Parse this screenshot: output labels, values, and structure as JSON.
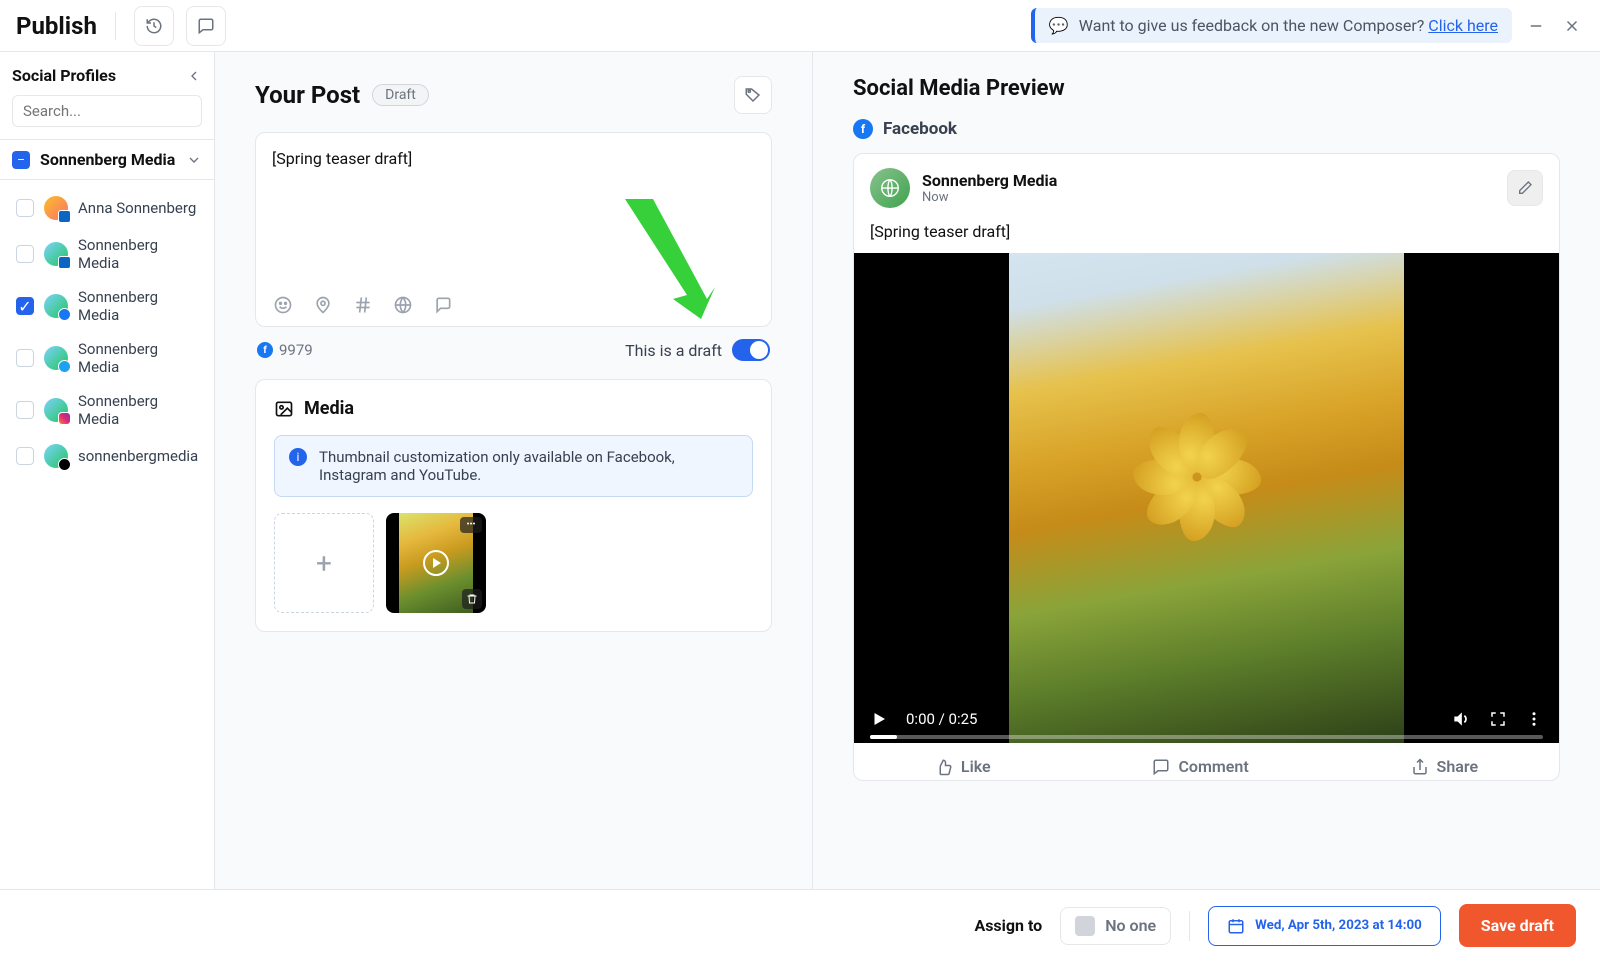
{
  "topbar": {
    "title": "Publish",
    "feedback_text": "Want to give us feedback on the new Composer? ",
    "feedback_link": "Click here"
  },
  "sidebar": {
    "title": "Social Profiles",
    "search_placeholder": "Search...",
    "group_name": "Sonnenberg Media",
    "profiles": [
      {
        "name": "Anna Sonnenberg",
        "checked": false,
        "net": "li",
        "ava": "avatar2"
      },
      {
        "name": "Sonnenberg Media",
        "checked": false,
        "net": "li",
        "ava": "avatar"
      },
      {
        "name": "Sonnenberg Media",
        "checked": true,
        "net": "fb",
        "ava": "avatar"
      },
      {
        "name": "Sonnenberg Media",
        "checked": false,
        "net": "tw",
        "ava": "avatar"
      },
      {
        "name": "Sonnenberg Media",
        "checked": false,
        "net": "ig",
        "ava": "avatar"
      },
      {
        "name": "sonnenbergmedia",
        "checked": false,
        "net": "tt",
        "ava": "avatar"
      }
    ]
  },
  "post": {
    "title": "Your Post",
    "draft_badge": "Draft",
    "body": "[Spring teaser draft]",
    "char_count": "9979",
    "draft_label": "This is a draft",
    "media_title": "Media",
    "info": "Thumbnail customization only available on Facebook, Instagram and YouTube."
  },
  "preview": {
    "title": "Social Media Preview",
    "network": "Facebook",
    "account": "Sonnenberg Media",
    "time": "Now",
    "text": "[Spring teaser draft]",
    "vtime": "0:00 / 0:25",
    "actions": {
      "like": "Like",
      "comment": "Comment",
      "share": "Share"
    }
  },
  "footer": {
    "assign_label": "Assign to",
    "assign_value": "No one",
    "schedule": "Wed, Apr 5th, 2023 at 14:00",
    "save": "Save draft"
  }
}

☆ ☆ ☆ ☆

#### JOB
Copy all the lines above that hold the string "teaser".

#### EXERCISE SOLUTION
    "body": "[Spring teaser draft]",
    "text": "[Spring teaser draft]",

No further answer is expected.